__EXERCISE PROMPT__. Make an exact copy of the records, with the images left out.

__Dataset items__.
START

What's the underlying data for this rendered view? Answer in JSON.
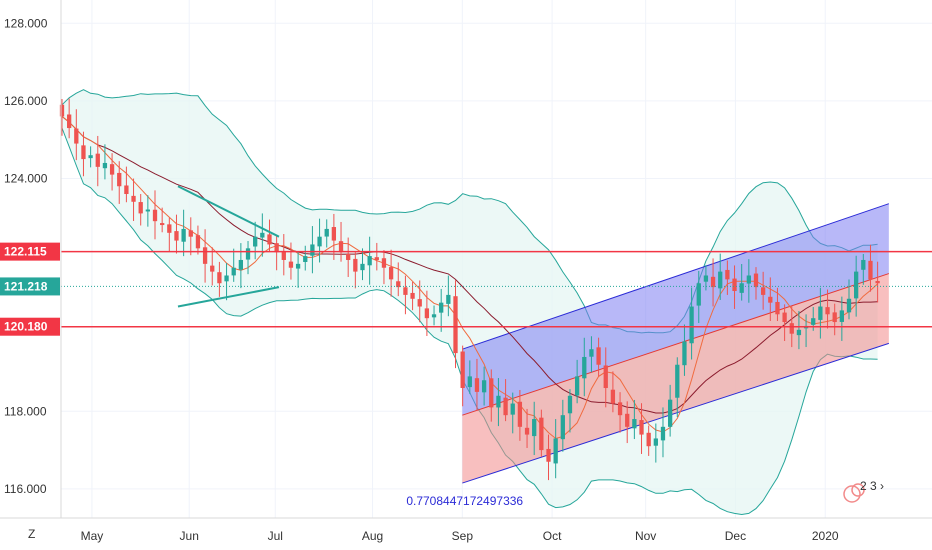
{
  "chart_data": {
    "type": "candlestick",
    "ylim": [
      115.25,
      128.6
    ],
    "x_domain": [
      0,
      232
    ],
    "price_ticks": [
      "128.000",
      "126.000",
      "124.000",
      "118.000",
      "116.000"
    ],
    "price_tick_values": [
      128,
      126,
      124,
      118,
      116
    ],
    "time_ticks": [
      {
        "label": "May",
        "x": 8
      },
      {
        "label": "Jun",
        "x": 34
      },
      {
        "label": "Jul",
        "x": 57
      },
      {
        "label": "Aug",
        "x": 83
      },
      {
        "label": "Sep",
        "x": 107
      },
      {
        "label": "Oct",
        "x": 131
      },
      {
        "label": "Nov",
        "x": 156
      },
      {
        "label": "Dec",
        "x": 180
      },
      {
        "label": "2020",
        "x": 204
      }
    ],
    "closes": [
      125.6,
      125.3,
      124.9,
      124.5,
      124.6,
      124.3,
      124.4,
      124.1,
      123.8,
      123.6,
      123.4,
      123.1,
      123.2,
      122.9,
      122.8,
      122.6,
      122.4,
      122.7,
      122.5,
      122.2,
      121.8,
      121.6,
      121.3,
      121.5,
      121.7,
      121.9,
      122.2,
      122.5,
      122.6,
      122.3,
      122.1,
      121.9,
      121.7,
      121.8,
      122.0,
      122.3,
      122.5,
      122.7,
      122.4,
      122.1,
      121.9,
      121.6,
      121.8,
      122.0,
      121.9,
      121.7,
      121.4,
      121.2,
      121.0,
      120.9,
      120.7,
      120.4,
      120.5,
      120.8,
      121.0,
      119.5,
      118.6,
      118.9,
      118.5,
      118.8,
      118.1,
      118.4,
      117.9,
      118.2,
      117.6,
      117.4,
      117.8,
      117.0,
      116.7,
      117.3,
      117.9,
      118.4,
      118.9,
      119.4,
      119.6,
      119.2,
      118.6,
      118.2,
      117.9,
      117.6,
      117.8,
      117.4,
      117.1,
      117.3,
      117.6,
      118.3,
      119.2,
      119.8,
      120.7,
      121.3,
      121.5,
      121.2,
      121.6,
      121.4,
      121.1,
      121.3,
      121.5,
      121.2,
      121.0,
      120.8,
      120.5,
      120.3,
      120.0,
      120.1,
      120.2,
      120.4,
      120.7,
      120.5,
      120.3,
      120.6,
      120.9,
      121.6,
      121.9,
      121.4,
      121.3
    ],
    "lines": {
      "res_1": {
        "value": 122.115,
        "label": "122.115",
        "color": "#f23645"
      },
      "res_2": {
        "value": 120.18,
        "label": "120.180",
        "color": "#f23645"
      },
      "current": {
        "value": 121.218,
        "label": "121.218",
        "color": "#26a69a"
      }
    },
    "channel": {
      "label": "0.7708447172497336",
      "upper_start": 119.6,
      "upper_end": 123.35,
      "mid_start": 117.9,
      "mid_end": 121.55,
      "lower_start": 116.15,
      "lower_end": 119.75,
      "x_start": 107,
      "x_end": 221
    },
    "triangle": {
      "top": [
        [
          31,
          123.8
        ],
        [
          58,
          122.5
        ]
      ],
      "bottom": [
        [
          31,
          120.7
        ],
        [
          58,
          121.2
        ]
      ]
    },
    "colors": {
      "up": "#26a69a",
      "down": "#ef5350",
      "bands": "#26a69a",
      "band_fill": "#e5f5f3",
      "ma_fast": "#f06b3f",
      "ma_slow": "#8b1c2e",
      "channel_top": "#7d7df2",
      "channel_bottom": "#f28a8a",
      "channel_line": "#2b2bd6",
      "triangle": "#26a69a"
    }
  },
  "ui": {
    "timezone_label": "Z",
    "watermark": "2 3 ›"
  }
}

END

__FINAL RESULT__.
What's the underlying data for this rendered view? Answer in JSON.
{
  "chart_data": {
    "type": "candlestick",
    "ylim": [
      115.25,
      128.6
    ],
    "x_domain": [
      0,
      232
    ],
    "price_ticks": [
      "128.000",
      "126.000",
      "124.000",
      "118.000",
      "116.000"
    ],
    "price_tick_values": [
      128,
      126,
      124,
      118,
      116
    ],
    "time_ticks": [
      {
        "label": "May",
        "x": 8
      },
      {
        "label": "Jun",
        "x": 34
      },
      {
        "label": "Jul",
        "x": 57
      },
      {
        "label": "Aug",
        "x": 83
      },
      {
        "label": "Sep",
        "x": 107
      },
      {
        "label": "Oct",
        "x": 131
      },
      {
        "label": "Nov",
        "x": 156
      },
      {
        "label": "Dec",
        "x": 180
      },
      {
        "label": "2020",
        "x": 204
      }
    ],
    "closes": [
      125.6,
      125.3,
      124.9,
      124.5,
      124.6,
      124.3,
      124.4,
      124.1,
      123.8,
      123.6,
      123.4,
      123.1,
      123.2,
      122.9,
      122.8,
      122.6,
      122.4,
      122.7,
      122.5,
      122.2,
      121.8,
      121.6,
      121.3,
      121.5,
      121.7,
      121.9,
      122.2,
      122.5,
      122.6,
      122.3,
      122.1,
      121.9,
      121.7,
      121.8,
      122.0,
      122.3,
      122.5,
      122.7,
      122.4,
      122.1,
      121.9,
      121.6,
      121.8,
      122.0,
      121.9,
      121.7,
      121.4,
      121.2,
      121.0,
      120.9,
      120.7,
      120.4,
      120.5,
      120.8,
      121.0,
      119.5,
      118.6,
      118.9,
      118.5,
      118.8,
      118.1,
      118.4,
      117.9,
      118.2,
      117.6,
      117.4,
      117.8,
      117.0,
      116.7,
      117.3,
      117.9,
      118.4,
      118.9,
      119.4,
      119.6,
      119.2,
      118.6,
      118.2,
      117.9,
      117.6,
      117.8,
      117.4,
      117.1,
      117.3,
      117.6,
      118.3,
      119.2,
      119.8,
      120.7,
      121.3,
      121.5,
      121.2,
      121.6,
      121.4,
      121.1,
      121.3,
      121.5,
      121.2,
      121.0,
      120.8,
      120.5,
      120.3,
      120.0,
      120.1,
      120.2,
      120.4,
      120.7,
      120.5,
      120.3,
      120.6,
      120.9,
      121.6,
      121.9,
      121.4,
      121.3
    ],
    "lines": {
      "res_1": {
        "value": 122.115,
        "label": "122.115",
        "color": "#f23645"
      },
      "res_2": {
        "value": 120.18,
        "label": "120.180",
        "color": "#f23645"
      },
      "current": {
        "value": 121.218,
        "label": "121.218",
        "color": "#26a69a"
      }
    },
    "channel": {
      "label": "0.7708447172497336",
      "upper_start": 119.6,
      "upper_end": 123.35,
      "mid_start": 117.9,
      "mid_end": 121.55,
      "lower_start": 116.15,
      "lower_end": 119.75,
      "x_start": 107,
      "x_end": 221
    },
    "triangle": {
      "top": [
        [
          31,
          123.8
        ],
        [
          58,
          122.5
        ]
      ],
      "bottom": [
        [
          31,
          120.7
        ],
        [
          58,
          121.2
        ]
      ]
    },
    "colors": {
      "up": "#26a69a",
      "down": "#ef5350",
      "bands": "#26a69a",
      "band_fill": "#e5f5f3",
      "ma_fast": "#f06b3f",
      "ma_slow": "#8b1c2e",
      "channel_top": "#7d7df2",
      "channel_bottom": "#f28a8a",
      "channel_line": "#2b2bd6",
      "triangle": "#26a69a"
    }
  },
  "ui": {
    "timezone_label": "Z",
    "watermark": "2 3 ›"
  }
}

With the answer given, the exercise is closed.